Start of DATA SHOWN

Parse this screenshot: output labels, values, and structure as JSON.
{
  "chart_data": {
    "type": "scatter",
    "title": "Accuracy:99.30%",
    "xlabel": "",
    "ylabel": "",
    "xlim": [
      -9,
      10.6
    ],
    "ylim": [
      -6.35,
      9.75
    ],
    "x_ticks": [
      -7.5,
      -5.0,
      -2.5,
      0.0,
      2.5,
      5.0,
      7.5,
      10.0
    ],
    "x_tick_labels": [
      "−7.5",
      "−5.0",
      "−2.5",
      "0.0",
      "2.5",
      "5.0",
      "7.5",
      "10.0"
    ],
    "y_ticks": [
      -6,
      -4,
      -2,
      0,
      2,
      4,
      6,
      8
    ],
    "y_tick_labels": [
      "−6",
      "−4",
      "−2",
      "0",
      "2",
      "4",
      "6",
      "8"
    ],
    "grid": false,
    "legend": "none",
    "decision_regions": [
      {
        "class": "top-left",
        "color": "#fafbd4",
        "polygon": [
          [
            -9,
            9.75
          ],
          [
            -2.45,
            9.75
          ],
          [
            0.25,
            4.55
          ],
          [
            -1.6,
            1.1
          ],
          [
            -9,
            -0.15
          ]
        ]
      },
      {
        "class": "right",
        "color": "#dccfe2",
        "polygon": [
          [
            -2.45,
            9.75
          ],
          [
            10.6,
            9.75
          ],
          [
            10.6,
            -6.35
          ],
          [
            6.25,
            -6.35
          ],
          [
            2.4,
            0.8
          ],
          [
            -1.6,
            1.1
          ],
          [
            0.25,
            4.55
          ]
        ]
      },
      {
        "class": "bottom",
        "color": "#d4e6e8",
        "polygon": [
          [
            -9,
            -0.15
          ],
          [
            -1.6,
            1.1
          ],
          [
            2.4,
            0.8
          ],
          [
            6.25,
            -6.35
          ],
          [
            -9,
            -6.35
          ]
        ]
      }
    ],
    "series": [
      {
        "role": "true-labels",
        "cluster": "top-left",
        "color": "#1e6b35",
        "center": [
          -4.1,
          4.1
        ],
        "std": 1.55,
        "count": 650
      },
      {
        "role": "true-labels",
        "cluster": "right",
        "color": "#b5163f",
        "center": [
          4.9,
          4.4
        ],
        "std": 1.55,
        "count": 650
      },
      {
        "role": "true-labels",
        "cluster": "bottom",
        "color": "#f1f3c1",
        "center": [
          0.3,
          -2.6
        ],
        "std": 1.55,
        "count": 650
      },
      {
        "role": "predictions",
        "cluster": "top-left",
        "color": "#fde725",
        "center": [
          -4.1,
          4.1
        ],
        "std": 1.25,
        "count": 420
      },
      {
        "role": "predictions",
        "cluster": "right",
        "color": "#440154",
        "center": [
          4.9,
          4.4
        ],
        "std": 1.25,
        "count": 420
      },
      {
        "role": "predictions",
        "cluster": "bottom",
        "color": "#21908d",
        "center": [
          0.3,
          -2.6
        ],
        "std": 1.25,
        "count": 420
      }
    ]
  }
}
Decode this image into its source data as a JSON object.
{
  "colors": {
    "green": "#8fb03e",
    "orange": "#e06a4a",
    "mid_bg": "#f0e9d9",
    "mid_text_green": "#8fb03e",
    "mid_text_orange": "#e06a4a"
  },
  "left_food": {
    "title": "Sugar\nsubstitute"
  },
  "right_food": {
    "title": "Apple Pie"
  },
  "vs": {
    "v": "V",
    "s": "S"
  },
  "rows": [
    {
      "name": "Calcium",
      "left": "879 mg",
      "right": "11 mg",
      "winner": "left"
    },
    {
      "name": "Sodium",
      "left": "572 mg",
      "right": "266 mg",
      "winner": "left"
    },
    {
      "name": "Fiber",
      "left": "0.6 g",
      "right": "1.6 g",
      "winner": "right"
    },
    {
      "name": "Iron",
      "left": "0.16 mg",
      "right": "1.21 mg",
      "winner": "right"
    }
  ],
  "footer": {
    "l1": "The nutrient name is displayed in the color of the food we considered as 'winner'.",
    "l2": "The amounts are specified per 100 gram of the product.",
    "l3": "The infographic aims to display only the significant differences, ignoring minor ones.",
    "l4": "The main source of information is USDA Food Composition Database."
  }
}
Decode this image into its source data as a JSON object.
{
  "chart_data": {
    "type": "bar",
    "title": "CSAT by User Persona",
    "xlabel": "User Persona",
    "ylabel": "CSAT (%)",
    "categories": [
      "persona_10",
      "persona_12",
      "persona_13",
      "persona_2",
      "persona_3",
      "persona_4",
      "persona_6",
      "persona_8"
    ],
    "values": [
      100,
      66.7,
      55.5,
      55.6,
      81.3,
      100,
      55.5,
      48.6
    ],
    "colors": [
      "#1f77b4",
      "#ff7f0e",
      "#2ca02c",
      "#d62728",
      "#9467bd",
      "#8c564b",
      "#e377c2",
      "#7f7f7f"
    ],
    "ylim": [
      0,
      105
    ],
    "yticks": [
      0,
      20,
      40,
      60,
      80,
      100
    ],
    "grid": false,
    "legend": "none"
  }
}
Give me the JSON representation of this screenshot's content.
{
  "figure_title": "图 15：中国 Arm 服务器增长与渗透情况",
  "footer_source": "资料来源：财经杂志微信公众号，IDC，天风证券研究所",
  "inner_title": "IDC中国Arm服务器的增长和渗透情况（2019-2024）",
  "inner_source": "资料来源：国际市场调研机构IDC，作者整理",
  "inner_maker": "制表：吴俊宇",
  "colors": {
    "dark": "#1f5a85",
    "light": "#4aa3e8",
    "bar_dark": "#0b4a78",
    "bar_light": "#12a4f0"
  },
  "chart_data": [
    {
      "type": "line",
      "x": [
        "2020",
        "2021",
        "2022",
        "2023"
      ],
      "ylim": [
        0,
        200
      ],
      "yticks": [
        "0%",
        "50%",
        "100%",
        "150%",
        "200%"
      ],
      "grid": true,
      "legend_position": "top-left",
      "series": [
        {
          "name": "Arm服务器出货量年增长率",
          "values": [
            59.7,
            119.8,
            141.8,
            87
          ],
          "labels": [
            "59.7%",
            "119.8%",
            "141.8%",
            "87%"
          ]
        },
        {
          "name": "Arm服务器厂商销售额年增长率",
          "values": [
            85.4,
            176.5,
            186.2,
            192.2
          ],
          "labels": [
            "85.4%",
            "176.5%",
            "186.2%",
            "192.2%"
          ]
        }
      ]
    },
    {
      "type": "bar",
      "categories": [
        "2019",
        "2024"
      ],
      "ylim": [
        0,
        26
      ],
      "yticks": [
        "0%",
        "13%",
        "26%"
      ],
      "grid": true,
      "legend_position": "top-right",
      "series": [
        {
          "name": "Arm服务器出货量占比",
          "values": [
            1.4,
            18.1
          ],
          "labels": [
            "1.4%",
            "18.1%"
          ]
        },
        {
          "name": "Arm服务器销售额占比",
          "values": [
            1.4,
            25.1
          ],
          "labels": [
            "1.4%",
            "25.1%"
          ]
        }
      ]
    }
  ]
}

End of DATA SHOWN

> [TASK]:
Reproduce each line of the material containing the word "资料来源".

> [FULL OUTPUT]:
  "footer_source": "资料来源：财经杂志微信公众号，IDC，天风证券研究所",
  "inner_source": "资料来源：国际市场调研机构IDC，作者整理",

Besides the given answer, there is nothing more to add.